Record excerpts: Begin

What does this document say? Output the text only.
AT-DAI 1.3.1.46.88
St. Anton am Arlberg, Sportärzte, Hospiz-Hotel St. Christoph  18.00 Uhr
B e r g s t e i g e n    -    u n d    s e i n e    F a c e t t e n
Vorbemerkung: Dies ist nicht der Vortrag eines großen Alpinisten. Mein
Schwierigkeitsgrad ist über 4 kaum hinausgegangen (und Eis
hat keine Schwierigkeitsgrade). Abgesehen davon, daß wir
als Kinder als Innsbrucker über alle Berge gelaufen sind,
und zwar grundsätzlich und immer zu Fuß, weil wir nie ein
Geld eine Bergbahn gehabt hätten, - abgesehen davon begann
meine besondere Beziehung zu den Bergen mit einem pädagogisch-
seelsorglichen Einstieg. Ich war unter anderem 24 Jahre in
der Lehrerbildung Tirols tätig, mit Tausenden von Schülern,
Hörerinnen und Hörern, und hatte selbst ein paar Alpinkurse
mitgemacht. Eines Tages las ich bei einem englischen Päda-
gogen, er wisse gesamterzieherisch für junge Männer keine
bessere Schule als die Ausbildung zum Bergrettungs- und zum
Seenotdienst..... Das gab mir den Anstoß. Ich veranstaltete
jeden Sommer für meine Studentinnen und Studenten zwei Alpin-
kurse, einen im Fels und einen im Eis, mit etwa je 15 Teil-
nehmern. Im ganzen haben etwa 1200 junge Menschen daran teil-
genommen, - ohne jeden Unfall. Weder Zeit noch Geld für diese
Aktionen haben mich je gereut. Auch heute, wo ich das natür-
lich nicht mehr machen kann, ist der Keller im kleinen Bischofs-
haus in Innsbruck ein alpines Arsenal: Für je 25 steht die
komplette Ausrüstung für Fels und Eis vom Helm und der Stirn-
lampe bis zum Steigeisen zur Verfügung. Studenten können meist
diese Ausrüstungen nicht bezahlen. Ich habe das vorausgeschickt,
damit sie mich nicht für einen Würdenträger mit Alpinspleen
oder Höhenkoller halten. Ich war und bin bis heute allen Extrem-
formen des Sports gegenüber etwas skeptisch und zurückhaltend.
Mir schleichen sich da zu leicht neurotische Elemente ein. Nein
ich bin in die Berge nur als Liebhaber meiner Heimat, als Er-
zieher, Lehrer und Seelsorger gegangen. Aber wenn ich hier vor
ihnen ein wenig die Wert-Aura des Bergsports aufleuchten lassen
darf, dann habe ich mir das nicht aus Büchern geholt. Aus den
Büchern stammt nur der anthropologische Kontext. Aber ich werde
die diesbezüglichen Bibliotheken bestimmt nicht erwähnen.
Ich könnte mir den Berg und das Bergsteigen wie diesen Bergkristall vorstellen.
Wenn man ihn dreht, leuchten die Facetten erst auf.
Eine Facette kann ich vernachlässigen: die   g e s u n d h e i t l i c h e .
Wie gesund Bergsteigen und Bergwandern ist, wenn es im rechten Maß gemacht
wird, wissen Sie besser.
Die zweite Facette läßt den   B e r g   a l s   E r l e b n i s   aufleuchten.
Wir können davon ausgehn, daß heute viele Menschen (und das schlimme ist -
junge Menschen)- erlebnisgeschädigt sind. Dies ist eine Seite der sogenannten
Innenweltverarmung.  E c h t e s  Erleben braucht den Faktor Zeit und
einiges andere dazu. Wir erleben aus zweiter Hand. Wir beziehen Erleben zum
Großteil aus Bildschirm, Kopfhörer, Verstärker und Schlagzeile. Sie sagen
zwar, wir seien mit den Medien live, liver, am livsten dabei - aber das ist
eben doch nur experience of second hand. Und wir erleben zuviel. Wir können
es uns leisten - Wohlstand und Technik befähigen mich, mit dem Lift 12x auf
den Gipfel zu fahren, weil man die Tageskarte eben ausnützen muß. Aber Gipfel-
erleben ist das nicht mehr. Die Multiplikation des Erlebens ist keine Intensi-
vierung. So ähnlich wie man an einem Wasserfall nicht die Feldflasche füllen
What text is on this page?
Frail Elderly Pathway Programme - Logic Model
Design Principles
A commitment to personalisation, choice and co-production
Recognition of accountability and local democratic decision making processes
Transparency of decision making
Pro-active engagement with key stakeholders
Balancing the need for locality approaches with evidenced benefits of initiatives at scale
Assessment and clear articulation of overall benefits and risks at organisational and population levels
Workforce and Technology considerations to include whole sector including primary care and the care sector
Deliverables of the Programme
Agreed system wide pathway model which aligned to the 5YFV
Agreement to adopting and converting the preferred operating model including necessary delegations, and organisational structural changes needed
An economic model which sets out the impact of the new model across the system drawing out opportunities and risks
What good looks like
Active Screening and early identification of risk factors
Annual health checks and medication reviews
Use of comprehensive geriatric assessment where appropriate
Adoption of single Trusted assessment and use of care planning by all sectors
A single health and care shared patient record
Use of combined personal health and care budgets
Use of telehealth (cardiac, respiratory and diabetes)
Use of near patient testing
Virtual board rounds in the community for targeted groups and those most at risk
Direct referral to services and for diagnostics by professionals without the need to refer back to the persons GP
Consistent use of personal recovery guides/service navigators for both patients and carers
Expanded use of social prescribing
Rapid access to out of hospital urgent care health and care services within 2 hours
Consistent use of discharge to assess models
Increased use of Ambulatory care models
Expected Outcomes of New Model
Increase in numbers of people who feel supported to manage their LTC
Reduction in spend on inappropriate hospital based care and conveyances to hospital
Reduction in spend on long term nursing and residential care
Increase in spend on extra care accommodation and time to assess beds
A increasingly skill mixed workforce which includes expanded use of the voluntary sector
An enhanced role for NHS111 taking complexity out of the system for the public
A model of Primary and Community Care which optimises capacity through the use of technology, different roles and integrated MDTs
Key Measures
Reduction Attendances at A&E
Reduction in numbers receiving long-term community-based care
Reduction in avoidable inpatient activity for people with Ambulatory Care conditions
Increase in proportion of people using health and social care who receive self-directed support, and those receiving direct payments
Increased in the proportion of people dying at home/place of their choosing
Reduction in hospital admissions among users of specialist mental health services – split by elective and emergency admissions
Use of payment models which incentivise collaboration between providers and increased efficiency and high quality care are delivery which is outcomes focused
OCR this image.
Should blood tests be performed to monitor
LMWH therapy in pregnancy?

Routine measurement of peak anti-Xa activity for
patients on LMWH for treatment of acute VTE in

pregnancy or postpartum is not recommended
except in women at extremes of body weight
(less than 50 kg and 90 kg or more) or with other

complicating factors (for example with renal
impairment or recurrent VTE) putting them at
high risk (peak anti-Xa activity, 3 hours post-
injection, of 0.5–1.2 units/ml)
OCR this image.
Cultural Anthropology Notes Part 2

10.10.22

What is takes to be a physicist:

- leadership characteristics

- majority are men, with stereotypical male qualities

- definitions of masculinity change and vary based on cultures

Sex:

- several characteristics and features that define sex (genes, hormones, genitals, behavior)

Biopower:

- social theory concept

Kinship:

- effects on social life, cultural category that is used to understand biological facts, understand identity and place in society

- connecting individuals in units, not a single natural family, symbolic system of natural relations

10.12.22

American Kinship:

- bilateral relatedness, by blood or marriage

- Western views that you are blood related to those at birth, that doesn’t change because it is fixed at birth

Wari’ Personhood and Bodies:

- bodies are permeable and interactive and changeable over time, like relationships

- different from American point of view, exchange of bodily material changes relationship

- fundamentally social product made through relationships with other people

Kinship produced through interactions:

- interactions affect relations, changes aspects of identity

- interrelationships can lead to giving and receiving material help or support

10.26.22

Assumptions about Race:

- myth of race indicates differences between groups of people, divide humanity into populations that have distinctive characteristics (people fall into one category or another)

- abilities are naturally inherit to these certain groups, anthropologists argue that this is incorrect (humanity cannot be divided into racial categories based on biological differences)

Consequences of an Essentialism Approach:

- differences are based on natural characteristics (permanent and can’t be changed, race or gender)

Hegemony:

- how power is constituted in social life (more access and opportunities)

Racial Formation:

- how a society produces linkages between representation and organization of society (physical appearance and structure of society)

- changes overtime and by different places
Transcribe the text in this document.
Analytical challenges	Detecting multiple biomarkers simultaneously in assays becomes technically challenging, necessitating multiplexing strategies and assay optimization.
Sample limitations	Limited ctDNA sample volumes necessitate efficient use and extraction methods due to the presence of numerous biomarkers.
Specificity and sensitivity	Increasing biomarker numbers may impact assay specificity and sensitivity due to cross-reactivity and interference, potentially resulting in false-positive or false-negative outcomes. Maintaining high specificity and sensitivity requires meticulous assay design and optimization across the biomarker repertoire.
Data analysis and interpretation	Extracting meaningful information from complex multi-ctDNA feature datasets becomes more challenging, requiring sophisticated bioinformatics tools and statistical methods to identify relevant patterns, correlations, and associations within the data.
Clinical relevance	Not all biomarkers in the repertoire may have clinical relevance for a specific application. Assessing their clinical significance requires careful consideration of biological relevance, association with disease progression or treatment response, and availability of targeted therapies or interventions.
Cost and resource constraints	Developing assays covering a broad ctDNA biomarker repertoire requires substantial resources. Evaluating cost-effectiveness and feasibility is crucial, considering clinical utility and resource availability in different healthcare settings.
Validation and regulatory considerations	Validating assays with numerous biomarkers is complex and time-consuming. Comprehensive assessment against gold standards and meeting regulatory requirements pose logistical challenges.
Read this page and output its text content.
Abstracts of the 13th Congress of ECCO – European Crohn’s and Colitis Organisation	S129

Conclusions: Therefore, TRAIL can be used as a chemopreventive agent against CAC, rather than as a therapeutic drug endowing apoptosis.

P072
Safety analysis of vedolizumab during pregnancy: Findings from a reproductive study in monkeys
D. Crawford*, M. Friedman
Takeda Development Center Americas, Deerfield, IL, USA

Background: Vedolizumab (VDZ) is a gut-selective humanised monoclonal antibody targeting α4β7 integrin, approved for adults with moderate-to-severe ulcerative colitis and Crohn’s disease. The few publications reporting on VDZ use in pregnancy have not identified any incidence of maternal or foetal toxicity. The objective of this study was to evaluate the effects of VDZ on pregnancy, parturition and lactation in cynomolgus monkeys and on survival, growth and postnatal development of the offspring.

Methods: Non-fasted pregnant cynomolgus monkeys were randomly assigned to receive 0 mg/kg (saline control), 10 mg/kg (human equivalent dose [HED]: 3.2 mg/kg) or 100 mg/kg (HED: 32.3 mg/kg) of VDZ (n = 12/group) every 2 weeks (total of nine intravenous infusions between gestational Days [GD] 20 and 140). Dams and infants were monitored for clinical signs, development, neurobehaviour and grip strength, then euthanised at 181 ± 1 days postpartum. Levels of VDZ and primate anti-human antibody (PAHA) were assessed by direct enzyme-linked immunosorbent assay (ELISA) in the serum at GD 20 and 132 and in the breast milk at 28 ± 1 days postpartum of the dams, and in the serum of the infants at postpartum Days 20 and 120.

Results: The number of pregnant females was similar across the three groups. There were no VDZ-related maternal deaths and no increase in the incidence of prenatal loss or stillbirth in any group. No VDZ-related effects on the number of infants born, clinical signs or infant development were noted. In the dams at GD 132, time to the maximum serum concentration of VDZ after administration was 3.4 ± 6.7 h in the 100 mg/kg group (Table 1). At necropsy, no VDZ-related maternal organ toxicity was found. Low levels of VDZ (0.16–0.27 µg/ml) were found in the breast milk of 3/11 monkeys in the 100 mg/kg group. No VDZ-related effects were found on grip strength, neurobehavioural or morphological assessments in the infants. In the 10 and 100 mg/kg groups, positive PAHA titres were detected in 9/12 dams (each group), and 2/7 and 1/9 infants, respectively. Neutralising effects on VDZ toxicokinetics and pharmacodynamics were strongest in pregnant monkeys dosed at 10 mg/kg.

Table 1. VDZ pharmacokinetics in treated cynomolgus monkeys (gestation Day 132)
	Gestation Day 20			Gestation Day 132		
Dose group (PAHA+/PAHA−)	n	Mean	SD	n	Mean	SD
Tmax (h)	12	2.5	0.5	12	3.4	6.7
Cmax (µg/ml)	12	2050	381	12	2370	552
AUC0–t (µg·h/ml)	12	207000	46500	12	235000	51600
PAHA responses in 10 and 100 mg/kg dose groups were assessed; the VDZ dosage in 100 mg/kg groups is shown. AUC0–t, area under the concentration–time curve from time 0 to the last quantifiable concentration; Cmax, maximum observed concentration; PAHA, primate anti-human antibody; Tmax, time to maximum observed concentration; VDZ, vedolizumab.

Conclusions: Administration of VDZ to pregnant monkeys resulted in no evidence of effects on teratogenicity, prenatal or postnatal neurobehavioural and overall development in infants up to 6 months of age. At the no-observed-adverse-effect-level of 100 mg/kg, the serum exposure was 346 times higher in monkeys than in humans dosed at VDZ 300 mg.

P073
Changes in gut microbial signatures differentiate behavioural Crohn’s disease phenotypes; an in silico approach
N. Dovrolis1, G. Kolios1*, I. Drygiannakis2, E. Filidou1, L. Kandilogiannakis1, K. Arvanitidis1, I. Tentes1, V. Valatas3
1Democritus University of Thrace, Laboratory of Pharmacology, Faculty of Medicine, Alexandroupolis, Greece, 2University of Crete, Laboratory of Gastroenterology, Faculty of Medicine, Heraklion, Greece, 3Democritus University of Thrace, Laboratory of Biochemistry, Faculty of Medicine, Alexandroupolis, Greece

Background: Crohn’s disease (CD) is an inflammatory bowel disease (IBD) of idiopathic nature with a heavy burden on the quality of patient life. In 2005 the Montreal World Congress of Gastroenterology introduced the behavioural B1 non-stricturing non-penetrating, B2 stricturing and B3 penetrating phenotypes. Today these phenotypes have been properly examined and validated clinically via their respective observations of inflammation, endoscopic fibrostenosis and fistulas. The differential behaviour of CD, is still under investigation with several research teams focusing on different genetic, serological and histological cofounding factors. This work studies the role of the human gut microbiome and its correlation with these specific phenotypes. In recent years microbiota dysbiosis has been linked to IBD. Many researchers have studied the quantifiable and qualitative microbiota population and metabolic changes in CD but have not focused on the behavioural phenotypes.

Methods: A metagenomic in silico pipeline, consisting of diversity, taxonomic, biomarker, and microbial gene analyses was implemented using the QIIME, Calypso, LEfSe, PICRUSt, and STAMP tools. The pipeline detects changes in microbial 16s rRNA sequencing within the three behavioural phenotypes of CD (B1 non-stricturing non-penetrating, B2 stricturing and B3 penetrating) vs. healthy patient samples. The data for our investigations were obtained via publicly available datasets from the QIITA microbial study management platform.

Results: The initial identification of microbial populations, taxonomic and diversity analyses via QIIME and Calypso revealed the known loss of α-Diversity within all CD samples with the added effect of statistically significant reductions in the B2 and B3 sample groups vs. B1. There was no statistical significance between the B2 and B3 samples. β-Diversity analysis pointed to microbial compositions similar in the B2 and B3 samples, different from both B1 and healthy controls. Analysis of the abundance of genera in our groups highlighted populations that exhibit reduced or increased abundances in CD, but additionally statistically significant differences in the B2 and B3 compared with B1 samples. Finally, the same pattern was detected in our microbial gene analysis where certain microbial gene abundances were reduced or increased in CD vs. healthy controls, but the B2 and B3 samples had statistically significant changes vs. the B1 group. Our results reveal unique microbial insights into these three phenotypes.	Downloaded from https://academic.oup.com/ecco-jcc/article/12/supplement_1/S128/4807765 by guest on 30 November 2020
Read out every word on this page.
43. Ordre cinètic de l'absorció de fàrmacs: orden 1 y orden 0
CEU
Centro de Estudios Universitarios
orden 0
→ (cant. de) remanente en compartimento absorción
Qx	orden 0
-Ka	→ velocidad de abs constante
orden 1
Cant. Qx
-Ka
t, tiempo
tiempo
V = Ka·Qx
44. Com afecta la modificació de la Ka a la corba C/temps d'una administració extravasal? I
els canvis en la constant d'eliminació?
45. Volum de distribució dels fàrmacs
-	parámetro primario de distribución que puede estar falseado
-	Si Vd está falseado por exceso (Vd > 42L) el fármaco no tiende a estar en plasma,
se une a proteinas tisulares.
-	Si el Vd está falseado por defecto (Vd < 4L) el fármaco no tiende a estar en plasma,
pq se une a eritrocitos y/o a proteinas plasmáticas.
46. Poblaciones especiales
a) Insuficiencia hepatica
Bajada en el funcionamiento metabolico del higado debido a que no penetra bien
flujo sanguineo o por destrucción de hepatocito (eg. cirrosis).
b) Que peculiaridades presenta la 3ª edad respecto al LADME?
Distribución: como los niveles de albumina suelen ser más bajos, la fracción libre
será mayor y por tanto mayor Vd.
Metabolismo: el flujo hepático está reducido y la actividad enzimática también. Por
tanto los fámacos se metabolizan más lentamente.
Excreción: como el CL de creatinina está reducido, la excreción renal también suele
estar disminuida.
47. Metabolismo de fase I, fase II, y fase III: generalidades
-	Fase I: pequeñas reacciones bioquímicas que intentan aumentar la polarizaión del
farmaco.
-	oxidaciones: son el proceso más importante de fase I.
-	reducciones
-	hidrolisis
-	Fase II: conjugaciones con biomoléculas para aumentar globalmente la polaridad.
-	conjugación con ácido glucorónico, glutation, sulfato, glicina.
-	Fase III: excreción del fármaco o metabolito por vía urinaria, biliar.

Record excerpts: End

Task prompt ▸
Show all lines from the data that contain "their".

Exercise response ▸
Increase in numbers of people who feel supported to manage their LTC
Increased in the proportion of people dying at home/place of their choosing
Clinical relevance	Not all biomarkers in the repertoire may have clinical relevance for a specific application. Assessing their clinical significance requires careful consideration of biological relevance, association with disease progression or treatment response, and availability of targeted therapies or interventions.
Background: Crohn’s disease (CD) is an inflammatory bowel disease (IBD) of idiopathic nature with a heavy burden on the quality of patient life. In 2005 the Montreal World Congress of Gastroenterology introduced the behavioural B1 non-stricturing non-penetrating, B2 stricturing and B3 penetrating phenotypes. Today these phenotypes have been properly examined and validated clinically via their respective observations of inflammation, endoscopic fibrostenosis and fistulas. The differential behaviour of CD, is still under investigation with several research teams focusing on different genetic, serological and histological cofounding factors. This work studies the role of the human gut microbiome and its correlation with these specific phenotypes. In recent years microbiota dysbiosis has been linked to IBD. Many researchers have studied the quantifiable and qualitative microbiota population and metabolic changes in CD but have not focused on the behavioural phenotypes.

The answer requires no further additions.